What to do:
Output all records precisely as written.

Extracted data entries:

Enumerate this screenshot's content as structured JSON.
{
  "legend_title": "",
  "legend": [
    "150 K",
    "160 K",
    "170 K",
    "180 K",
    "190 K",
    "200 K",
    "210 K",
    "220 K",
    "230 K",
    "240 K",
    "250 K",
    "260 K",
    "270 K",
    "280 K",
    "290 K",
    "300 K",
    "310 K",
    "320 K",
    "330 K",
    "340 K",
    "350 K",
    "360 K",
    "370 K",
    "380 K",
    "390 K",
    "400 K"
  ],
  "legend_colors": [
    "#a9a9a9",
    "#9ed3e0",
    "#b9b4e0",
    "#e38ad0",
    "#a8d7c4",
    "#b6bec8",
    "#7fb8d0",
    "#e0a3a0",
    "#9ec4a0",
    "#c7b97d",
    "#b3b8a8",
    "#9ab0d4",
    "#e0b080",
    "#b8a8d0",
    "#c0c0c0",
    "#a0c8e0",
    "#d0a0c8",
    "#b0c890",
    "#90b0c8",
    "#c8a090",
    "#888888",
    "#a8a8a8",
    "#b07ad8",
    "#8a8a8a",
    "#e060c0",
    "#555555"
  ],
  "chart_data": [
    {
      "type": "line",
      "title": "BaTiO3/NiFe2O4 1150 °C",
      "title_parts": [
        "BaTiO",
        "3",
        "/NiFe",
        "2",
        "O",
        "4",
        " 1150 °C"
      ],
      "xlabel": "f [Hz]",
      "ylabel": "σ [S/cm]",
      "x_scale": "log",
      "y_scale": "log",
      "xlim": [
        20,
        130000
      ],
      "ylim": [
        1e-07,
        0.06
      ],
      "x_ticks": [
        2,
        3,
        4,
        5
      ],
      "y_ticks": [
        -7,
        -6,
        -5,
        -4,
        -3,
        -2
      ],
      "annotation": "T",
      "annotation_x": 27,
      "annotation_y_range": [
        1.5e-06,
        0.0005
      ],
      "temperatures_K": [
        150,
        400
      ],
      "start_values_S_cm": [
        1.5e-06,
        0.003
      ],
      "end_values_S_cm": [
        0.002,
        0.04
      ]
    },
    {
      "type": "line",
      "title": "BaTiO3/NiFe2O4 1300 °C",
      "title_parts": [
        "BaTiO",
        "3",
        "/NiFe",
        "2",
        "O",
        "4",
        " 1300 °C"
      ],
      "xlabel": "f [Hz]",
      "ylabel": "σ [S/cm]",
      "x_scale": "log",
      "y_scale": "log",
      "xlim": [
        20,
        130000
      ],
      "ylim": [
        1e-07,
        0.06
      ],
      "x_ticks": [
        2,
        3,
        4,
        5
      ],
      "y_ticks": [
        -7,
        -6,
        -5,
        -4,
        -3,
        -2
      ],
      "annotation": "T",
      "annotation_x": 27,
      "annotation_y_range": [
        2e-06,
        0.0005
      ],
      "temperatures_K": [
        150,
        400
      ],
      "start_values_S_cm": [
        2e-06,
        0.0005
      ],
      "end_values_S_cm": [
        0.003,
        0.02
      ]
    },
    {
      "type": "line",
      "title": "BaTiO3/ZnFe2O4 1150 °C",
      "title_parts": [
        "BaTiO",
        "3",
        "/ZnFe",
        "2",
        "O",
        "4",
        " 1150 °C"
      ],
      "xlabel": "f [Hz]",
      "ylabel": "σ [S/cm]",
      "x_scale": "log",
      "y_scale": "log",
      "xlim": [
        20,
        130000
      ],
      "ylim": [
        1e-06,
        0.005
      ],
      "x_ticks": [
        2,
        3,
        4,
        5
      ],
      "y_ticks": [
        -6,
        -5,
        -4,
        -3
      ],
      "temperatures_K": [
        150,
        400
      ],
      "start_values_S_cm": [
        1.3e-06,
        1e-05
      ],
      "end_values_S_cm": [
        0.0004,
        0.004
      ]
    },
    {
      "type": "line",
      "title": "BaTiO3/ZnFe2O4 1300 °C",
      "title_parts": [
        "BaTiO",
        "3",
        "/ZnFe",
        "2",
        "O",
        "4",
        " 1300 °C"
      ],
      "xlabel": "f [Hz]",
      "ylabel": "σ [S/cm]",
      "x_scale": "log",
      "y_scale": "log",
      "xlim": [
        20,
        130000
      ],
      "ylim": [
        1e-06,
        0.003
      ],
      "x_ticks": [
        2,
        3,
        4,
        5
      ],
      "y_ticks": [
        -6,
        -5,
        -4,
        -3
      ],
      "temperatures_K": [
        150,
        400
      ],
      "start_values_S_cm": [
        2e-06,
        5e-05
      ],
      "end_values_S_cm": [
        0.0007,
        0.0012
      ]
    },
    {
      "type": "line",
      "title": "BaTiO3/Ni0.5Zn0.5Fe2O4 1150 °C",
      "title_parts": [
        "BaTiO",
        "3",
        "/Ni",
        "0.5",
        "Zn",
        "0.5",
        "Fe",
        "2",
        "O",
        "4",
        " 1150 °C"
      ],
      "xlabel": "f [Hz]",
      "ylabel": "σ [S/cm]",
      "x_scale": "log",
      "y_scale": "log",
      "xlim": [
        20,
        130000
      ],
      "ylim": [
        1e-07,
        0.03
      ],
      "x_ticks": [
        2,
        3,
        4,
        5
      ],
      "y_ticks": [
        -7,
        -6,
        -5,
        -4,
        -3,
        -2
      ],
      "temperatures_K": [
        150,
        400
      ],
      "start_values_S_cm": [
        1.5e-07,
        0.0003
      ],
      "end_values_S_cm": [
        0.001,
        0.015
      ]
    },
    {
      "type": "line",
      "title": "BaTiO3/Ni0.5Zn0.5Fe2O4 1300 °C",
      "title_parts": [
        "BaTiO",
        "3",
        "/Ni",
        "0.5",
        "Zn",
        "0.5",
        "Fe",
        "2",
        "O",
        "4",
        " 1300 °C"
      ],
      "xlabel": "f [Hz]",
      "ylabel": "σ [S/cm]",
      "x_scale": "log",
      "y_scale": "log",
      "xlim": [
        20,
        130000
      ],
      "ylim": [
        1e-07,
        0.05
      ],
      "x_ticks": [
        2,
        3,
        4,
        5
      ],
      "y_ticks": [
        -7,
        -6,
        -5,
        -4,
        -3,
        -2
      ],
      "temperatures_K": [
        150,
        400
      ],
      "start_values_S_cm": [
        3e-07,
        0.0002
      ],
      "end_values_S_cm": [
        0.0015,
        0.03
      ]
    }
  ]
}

Problem solution:
Enumerate this screenshot's content as structured JSON.
{
  "legend_title": "",
  "legend": [
    "150 K",
    "160 K",
    "170 K",
    "180 K",
    "190 K",
    "200 K",
    "210 K",
    "220 K",
    "230 K",
    "240 K",
    "250 K",
    "260 K",
    "270 K",
    "280 K",
    "290 K",
    "300 K",
    "310 K",
    "320 K",
    "330 K",
    "340 K",
    "350 K",
    "360 K",
    "370 K",
    "380 K",
    "390 K",
    "400 K"
  ],
  "legend_colors": [
    "#a9a9a9",
    "#9ed3e0",
    "#b9b4e0",
    "#e38ad0",
    "#a8d7c4",
    "#b6bec8",
    "#7fb8d0",
    "#e0a3a0",
    "#9ec4a0",
    "#c7b97d",
    "#b3b8a8",
    "#9ab0d4",
    "#e0b080",
    "#b8a8d0",
    "#c0c0c0",
    "#a0c8e0",
    "#d0a0c8",
    "#b0c890",
    "#90b0c8",
    "#c8a090",
    "#888888",
    "#a8a8a8",
    "#b07ad8",
    "#8a8a8a",
    "#e060c0",
    "#555555"
  ],
  "chart_data": [
    {
      "type": "line",
      "title": "BaTiO3/NiFe2O4 1150 °C",
      "title_parts": [
        "BaTiO",
        "3",
        "/NiFe",
        "2",
        "O",
        "4",
        " 1150 °C"
      ],
      "xlabel": "f [Hz]",
      "ylabel": "σ [S/cm]",
      "x_scale": "log",
      "y_scale": "log",
      "xlim": [
        20,
        130000
      ],
      "ylim": [
        1e-07,
        0.06
      ],
      "x_ticks": [
        2,
        3,
        4,
        5
      ],
      "y_ticks": [
        -7,
        -6,
        -5,
        -4,
        -3,
        -2
      ],
      "annotation": "T",
      "annotation_x": 27,
      "annotation_y_range": [
        1.5e-06,
        0.0005
      ],
      "temperatures_K": [
        150,
        400
      ],
      "start_values_S_cm": [
        1.5e-06,
        0.003
      ],
      "end_values_S_cm": [
        0.002,
        0.04
      ]
    },
    {
      "type": "line",
      "title": "BaTiO3/NiFe2O4 1300 °C",
      "title_parts": [
        "BaTiO",
        "3",
        "/NiFe",
        "2",
        "O",
        "4",
        " 1300 °C"
      ],
      "xlabel": "f [Hz]",
      "ylabel": "σ [S/cm]",
      "x_scale": "log",
      "y_scale": "log",
      "xlim": [
        20,
        130000
      ],
      "ylim": [
        1e-07,
        0.06
      ],
      "x_ticks": [
        2,
        3,
        4,
        5
      ],
      "y_ticks": [
        -7,
        -6,
        -5,
        -4,
        -3,
        -2
      ],
      "annotation": "T",
      "annotation_x": 27,
      "annotation_y_range": [
        2e-06,
        0.0005
      ],
      "temperatures_K": [
        150,
        400
      ],
      "start_values_S_cm": [
        2e-06,
        0.0005
      ],
      "end_values_S_cm": [
        0.003,
        0.02
      ]
    },
    {
      "type": "line",
      "title": "BaTiO3/ZnFe2O4 1150 °C",
      "title_parts": [
        "BaTiO",
        "3",
        "/ZnFe",
        "2",
        "O",
        "4",
        " 1150 °C"
      ],
      "xlabel": "f [Hz]",
      "ylabel": "σ [S/cm]",
      "x_scale": "log",
      "y_scale": "log",
      "xlim": [
        20,
        130000
      ],
      "ylim": [
        1e-06,
        0.005
      ],
      "x_ticks": [
        2,
        3,
        4,
        5
      ],
      "y_ticks": [
        -6,
        -5,
        -4,
        -3
      ],
      "temperatures_K": [
        150,
        400
      ],
      "start_values_S_cm": [
        1.3e-06,
        1e-05
      ],
      "end_values_S_cm": [
        0.0004,
        0.004
      ]
    },
    {
      "type": "line",
      "title": "BaTiO3/ZnFe2O4 1300 °C",
      "title_parts": [
        "BaTiO",
        "3",
        "/ZnFe",
        "2",
        "O",
        "4",
        " 1300 °C"
      ],
      "xlabel": "f [Hz]",
      "ylabel": "σ [S/cm]",
      "x_scale": "log",
      "y_scale": "log",
      "xlim": [
        20,
        130000
      ],
      "ylim": [
        1e-06,
        0.003
      ],
      "x_ticks": [
        2,
        3,
        4,
        5
      ],
      "y_ticks": [
        -6,
        -5,
        -4,
        -3
      ],
      "temperatures_K": [
        150,
        400
      ],
      "start_values_S_cm": [
        2e-06,
        5e-05
      ],
      "end_values_S_cm": [
        0.0007,
        0.0012
      ]
    },
    {
      "type": "line",
      "title": "BaTiO3/Ni0.5Zn0.5Fe2O4 1150 °C",
      "title_parts": [
        "BaTiO",
        "3",
        "/Ni",
        "0.5",
        "Zn",
        "0.5",
        "Fe",
        "2",
        "O",
        "4",
        " 1150 °C"
      ],
      "xlabel": "f [Hz]",
      "ylabel": "σ [S/cm]",
      "x_scale": "log",
      "y_scale": "log",
      "xlim": [
        20,
        130000
      ],
      "ylim": [
        1e-07,
        0.03
      ],
      "x_ticks": [
        2,
        3,
        4,
        5
      ],
      "y_ticks": [
        -7,
        -6,
        -5,
        -4,
        -3,
        -2
      ],
      "temperatures_K": [
        150,
        400
      ],
      "start_values_S_cm": [
        1.5e-07,
        0.0003
      ],
      "end_values_S_cm": [
        0.001,
        0.015
      ]
    },
    {
      "type": "line",
      "title": "BaTiO3/Ni0.5Zn0.5Fe2O4 1300 °C",
      "title_parts": [
        "BaTiO",
        "3",
        "/Ni",
        "0.5",
        "Zn",
        "0.5",
        "Fe",
        "2",
        "O",
        "4",
        " 1300 °C"
      ],
      "xlabel": "f [Hz]",
      "ylabel": "σ [S/cm]",
      "x_scale": "log",
      "y_scale": "log",
      "xlim": [
        20,
        130000
      ],
      "ylim": [
        1e-07,
        0.05
      ],
      "x_ticks": [
        2,
        3,
        4,
        5
      ],
      "y_ticks": [
        -7,
        -6,
        -5,
        -4,
        -3,
        -2
      ],
      "temperatures_K": [
        150,
        400
      ],
      "start_values_S_cm": [
        3e-07,
        0.0002
      ],
      "end_values_S_cm": [
        0.0015,
        0.03
      ]
    }
  ]
}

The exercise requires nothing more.